Excerpted data:
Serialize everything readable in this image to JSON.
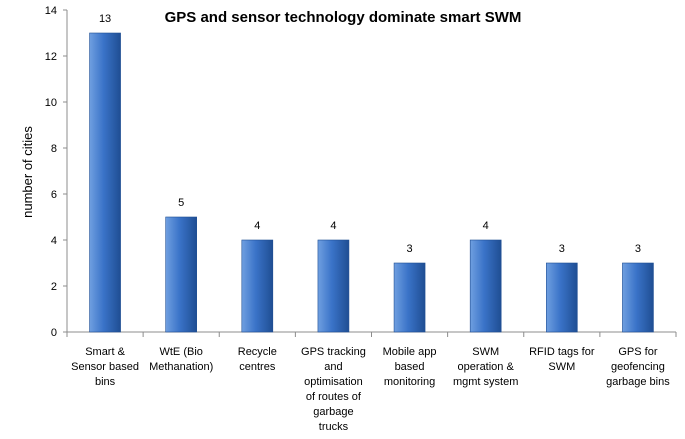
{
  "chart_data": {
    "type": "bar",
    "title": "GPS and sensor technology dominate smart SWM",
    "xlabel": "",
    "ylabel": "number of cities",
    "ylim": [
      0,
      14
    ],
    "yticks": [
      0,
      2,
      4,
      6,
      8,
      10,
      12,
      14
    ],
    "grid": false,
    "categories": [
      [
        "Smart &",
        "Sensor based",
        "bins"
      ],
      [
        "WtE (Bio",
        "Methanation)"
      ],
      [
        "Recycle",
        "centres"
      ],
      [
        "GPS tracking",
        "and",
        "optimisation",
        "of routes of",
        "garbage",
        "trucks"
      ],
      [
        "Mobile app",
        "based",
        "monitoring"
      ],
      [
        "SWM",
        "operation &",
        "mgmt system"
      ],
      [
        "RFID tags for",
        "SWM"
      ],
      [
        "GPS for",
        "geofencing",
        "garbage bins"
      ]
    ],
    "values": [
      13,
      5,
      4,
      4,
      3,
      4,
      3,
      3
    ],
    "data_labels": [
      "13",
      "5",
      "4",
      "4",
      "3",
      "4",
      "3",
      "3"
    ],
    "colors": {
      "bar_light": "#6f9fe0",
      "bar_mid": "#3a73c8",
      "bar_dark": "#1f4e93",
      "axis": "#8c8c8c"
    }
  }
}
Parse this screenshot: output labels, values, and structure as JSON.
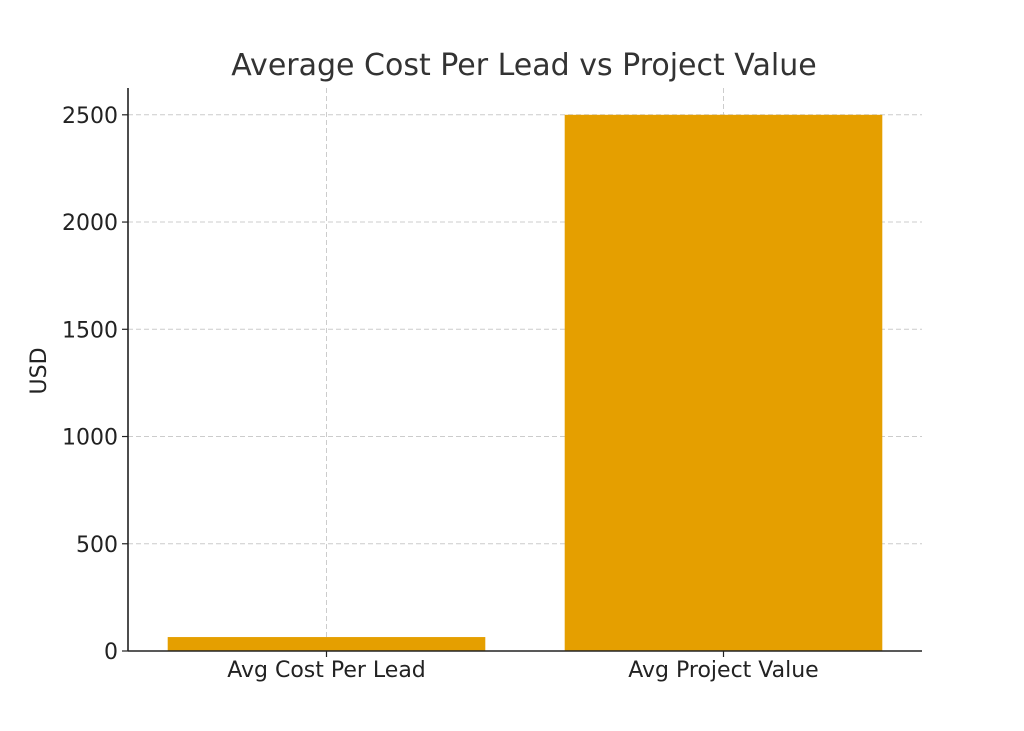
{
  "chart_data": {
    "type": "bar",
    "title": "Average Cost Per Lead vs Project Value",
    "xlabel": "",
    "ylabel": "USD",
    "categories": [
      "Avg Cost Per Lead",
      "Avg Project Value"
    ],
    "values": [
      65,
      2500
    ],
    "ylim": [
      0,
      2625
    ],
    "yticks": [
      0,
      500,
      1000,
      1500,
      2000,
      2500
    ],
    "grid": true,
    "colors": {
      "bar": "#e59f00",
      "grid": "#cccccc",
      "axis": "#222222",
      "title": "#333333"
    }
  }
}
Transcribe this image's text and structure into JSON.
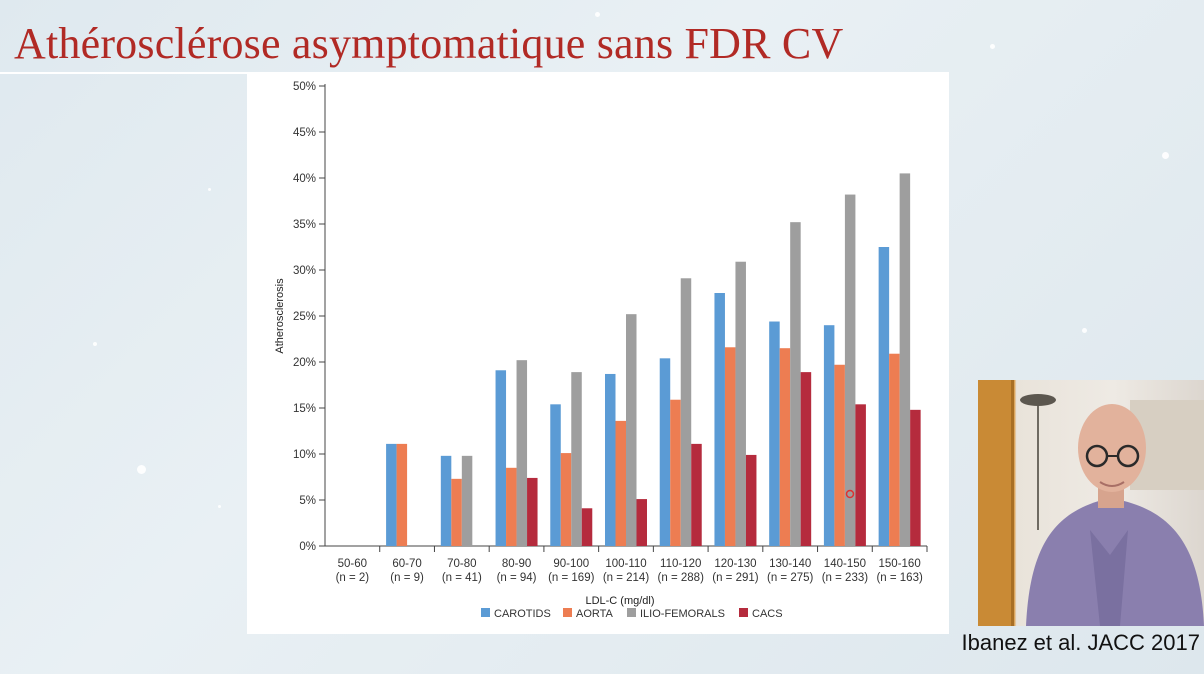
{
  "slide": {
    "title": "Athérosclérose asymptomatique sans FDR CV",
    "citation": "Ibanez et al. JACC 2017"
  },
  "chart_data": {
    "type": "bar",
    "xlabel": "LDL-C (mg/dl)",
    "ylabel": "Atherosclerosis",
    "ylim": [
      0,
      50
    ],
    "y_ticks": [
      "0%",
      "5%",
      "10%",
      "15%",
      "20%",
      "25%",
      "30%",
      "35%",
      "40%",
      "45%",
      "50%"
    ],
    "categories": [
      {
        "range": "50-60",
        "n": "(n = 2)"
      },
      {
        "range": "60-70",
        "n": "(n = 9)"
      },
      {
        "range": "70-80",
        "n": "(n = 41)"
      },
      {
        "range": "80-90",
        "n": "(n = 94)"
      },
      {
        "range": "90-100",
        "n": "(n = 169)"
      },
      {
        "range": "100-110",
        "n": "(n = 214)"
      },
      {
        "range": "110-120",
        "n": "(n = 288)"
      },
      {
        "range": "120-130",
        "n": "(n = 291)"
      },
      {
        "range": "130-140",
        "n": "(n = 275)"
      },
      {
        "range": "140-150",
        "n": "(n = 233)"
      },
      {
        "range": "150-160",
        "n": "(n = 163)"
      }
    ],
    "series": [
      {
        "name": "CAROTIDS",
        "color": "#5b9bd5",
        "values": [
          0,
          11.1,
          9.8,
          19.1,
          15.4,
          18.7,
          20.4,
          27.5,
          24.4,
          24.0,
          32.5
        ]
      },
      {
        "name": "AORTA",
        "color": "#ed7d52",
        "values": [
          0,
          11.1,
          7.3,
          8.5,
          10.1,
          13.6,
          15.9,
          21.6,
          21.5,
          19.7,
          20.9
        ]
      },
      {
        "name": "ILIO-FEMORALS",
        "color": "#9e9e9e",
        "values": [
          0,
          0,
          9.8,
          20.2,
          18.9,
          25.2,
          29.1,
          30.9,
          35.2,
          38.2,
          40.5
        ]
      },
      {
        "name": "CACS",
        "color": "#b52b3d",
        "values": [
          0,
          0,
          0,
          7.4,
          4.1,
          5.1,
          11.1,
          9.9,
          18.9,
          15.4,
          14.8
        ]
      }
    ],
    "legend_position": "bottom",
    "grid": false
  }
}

Direction: Write out the entries above verbatim; the pictures do not belong in your copy.

Solution to the problem:
Serialize everything readable in this image to JSON.
{
  "chart_data": {
    "type": "bar",
    "title": "GPS and sensor technology dominate smart SWM",
    "xlabel": "",
    "ylabel": "number of cities",
    "ylim": [
      0,
      14
    ],
    "yticks": [
      0,
      2,
      4,
      6,
      8,
      10,
      12,
      14
    ],
    "grid": false,
    "categories": [
      [
        "Smart &",
        "Sensor based",
        "bins"
      ],
      [
        "WtE (Bio",
        "Methanation)"
      ],
      [
        "Recycle",
        "centres"
      ],
      [
        "GPS tracking",
        "and",
        "optimisation",
        "of routes of",
        "garbage",
        "trucks"
      ],
      [
        "Mobile app",
        "based",
        "monitoring"
      ],
      [
        "SWM",
        "operation &",
        "mgmt system"
      ],
      [
        "RFID tags for",
        "SWM"
      ],
      [
        "GPS for",
        "geofencing",
        "garbage bins"
      ]
    ],
    "values": [
      13,
      5,
      4,
      4,
      3,
      4,
      3,
      3
    ],
    "data_labels": [
      "13",
      "5",
      "4",
      "4",
      "3",
      "4",
      "3",
      "3"
    ],
    "colors": {
      "bar_light": "#6f9fe0",
      "bar_mid": "#3a73c8",
      "bar_dark": "#1f4e93",
      "axis": "#8c8c8c"
    }
  }
}
Parse this screenshot: output labels, values, and structure as JSON.
{
  "chart_data": {
    "type": "bar",
    "title": "Average Cost Per Lead vs Project Value",
    "xlabel": "",
    "ylabel": "USD",
    "categories": [
      "Avg Cost Per Lead",
      "Avg Project Value"
    ],
    "values": [
      65,
      2500
    ],
    "ylim": [
      0,
      2625
    ],
    "yticks": [
      0,
      500,
      1000,
      1500,
      2000,
      2500
    ],
    "grid": true,
    "colors": {
      "bar": "#e59f00",
      "grid": "#cccccc",
      "axis": "#222222",
      "title": "#333333"
    }
  }
}
Transcribe this image's text and structure into JSON.
{
  "slide": {
    "title": "Athérosclérose asymptomatique sans FDR CV",
    "citation": "Ibanez et al. JACC 2017"
  },
  "chart_data": {
    "type": "bar",
    "xlabel": "LDL-C (mg/dl)",
    "ylabel": "Atherosclerosis",
    "ylim": [
      0,
      50
    ],
    "y_ticks": [
      "0%",
      "5%",
      "10%",
      "15%",
      "20%",
      "25%",
      "30%",
      "35%",
      "40%",
      "45%",
      "50%"
    ],
    "categories": [
      {
        "range": "50-60",
        "n": "(n = 2)"
      },
      {
        "range": "60-70",
        "n": "(n = 9)"
      },
      {
        "range": "70-80",
        "n": "(n = 41)"
      },
      {
        "range": "80-90",
        "n": "(n = 94)"
      },
      {
        "range": "90-100",
        "n": "(n = 169)"
      },
      {
        "range": "100-110",
        "n": "(n = 214)"
      },
      {
        "range": "110-120",
        "n": "(n = 288)"
      },
      {
        "range": "120-130",
        "n": "(n = 291)"
      },
      {
        "range": "130-140",
        "n": "(n = 275)"
      },
      {
        "range": "140-150",
        "n": "(n = 233)"
      },
      {
        "range": "150-160",
        "n": "(n = 163)"
      }
    ],
    "series": [
      {
        "name": "CAROTIDS",
        "color": "#5b9bd5",
        "values": [
          0,
          11.1,
          9.8,
          19.1,
          15.4,
          18.7,
          20.4,
          27.5,
          24.4,
          24.0,
          32.5
        ]
      },
      {
        "name": "AORTA",
        "color": "#ed7d52",
        "values": [
          0,
          11.1,
          7.3,
          8.5,
          10.1,
          13.6,
          15.9,
          21.6,
          21.5,
          19.7,
          20.9
        ]
      },
      {
        "name": "ILIO-FEMORALS",
        "color": "#9e9e9e",
        "values": [
          0,
          0,
          9.8,
          20.2,
          18.9,
          25.2,
          29.1,
          30.9,
          35.2,
          38.2,
          40.5
        ]
      },
      {
        "name": "CACS",
        "color": "#b52b3d",
        "values": [
          0,
          0,
          0,
          7.4,
          4.1,
          5.1,
          11.1,
          9.9,
          18.9,
          15.4,
          14.8
        ]
      }
    ],
    "legend_position": "bottom",
    "grid": false
  }
}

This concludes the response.